* START WORKING DATA *
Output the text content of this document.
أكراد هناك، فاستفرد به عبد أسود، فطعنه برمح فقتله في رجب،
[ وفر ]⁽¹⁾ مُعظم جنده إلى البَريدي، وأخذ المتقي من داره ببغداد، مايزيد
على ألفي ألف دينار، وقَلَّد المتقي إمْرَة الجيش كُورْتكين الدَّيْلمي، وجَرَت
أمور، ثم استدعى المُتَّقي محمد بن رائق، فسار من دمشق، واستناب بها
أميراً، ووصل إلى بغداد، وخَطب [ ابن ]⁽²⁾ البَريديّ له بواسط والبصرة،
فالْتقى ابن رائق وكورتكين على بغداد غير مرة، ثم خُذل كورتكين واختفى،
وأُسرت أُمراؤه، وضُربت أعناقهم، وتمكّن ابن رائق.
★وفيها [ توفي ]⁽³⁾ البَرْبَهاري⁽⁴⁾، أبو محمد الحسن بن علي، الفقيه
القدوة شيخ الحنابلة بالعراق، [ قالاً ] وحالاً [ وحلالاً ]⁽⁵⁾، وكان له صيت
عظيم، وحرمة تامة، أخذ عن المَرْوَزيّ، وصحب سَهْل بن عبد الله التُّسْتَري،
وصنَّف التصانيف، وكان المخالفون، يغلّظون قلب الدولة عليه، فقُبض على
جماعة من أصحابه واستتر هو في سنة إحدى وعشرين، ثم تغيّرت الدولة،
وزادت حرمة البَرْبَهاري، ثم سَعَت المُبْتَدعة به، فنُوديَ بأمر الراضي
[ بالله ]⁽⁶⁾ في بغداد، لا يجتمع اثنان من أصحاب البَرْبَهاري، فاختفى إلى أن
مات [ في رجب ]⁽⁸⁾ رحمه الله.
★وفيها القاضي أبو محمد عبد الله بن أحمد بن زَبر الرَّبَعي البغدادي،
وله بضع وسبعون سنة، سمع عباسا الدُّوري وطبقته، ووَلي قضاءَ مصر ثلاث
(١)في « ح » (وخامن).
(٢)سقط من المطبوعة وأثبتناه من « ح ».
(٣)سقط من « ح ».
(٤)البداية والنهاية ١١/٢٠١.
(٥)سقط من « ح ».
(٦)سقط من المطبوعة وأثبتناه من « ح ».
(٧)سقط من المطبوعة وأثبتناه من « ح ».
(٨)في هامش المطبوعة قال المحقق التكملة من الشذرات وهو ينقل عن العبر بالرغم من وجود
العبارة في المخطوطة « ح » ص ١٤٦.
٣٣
* END WORKING DATA *
:: DESCRIPTION OF THE TASK ::
Print the listing above in its entirety, with every line exact.

:: ANSWER TO THE PROBLEM ::
Output the text content of this document.
أكراد هناك، فاستفرد به عبد أسود، فطعنه برمح فقتله في رجب،
[ وفر ]⁽¹⁾ مُعظم جنده إلى البَريدي، وأخذ المتقي من داره ببغداد، مايزيد
على ألفي ألف دينار، وقَلَّد المتقي إمْرَة الجيش كُورْتكين الدَّيْلمي، وجَرَت
أمور، ثم استدعى المُتَّقي محمد بن رائق، فسار من دمشق، واستناب بها
أميراً، ووصل إلى بغداد، وخَطب [ ابن ]⁽²⁾ البَريديّ له بواسط والبصرة،
فالْتقى ابن رائق وكورتكين على بغداد غير مرة، ثم خُذل كورتكين واختفى،
وأُسرت أُمراؤه، وضُربت أعناقهم، وتمكّن ابن رائق.
★وفيها [ توفي ]⁽³⁾ البَرْبَهاري⁽⁴⁾، أبو محمد الحسن بن علي، الفقيه
القدوة شيخ الحنابلة بالعراق، [ قالاً ] وحالاً [ وحلالاً ]⁽⁵⁾، وكان له صيت
عظيم، وحرمة تامة، أخذ عن المَرْوَزيّ، وصحب سَهْل بن عبد الله التُّسْتَري،
وصنَّف التصانيف، وكان المخالفون، يغلّظون قلب الدولة عليه، فقُبض على
جماعة من أصحابه واستتر هو في سنة إحدى وعشرين، ثم تغيّرت الدولة،
وزادت حرمة البَرْبَهاري، ثم سَعَت المُبْتَدعة به، فنُوديَ بأمر الراضي
[ بالله ]⁽⁶⁾ في بغداد، لا يجتمع اثنان من أصحاب البَرْبَهاري، فاختفى إلى أن
مات [ في رجب ]⁽⁸⁾ رحمه الله.
★وفيها القاضي أبو محمد عبد الله بن أحمد بن زَبر الرَّبَعي البغدادي،
وله بضع وسبعون سنة، سمع عباسا الدُّوري وطبقته، ووَلي قضاءَ مصر ثلاث
(١)في « ح » (وخامن).
(٢)سقط من المطبوعة وأثبتناه من « ح ».
(٣)سقط من « ح ».
(٤)البداية والنهاية ١١/٢٠١.
(٥)سقط من « ح ».
(٦)سقط من المطبوعة وأثبتناه من « ح ».
(٧)سقط من المطبوعة وأثبتناه من « ح ».
(٨)في هامش المطبوعة قال المحقق التكملة من الشذرات وهو ينقل عن العبر بالرغم من وجود
العبارة في المخطوطة « ح » ص ١٤٦.
٣٣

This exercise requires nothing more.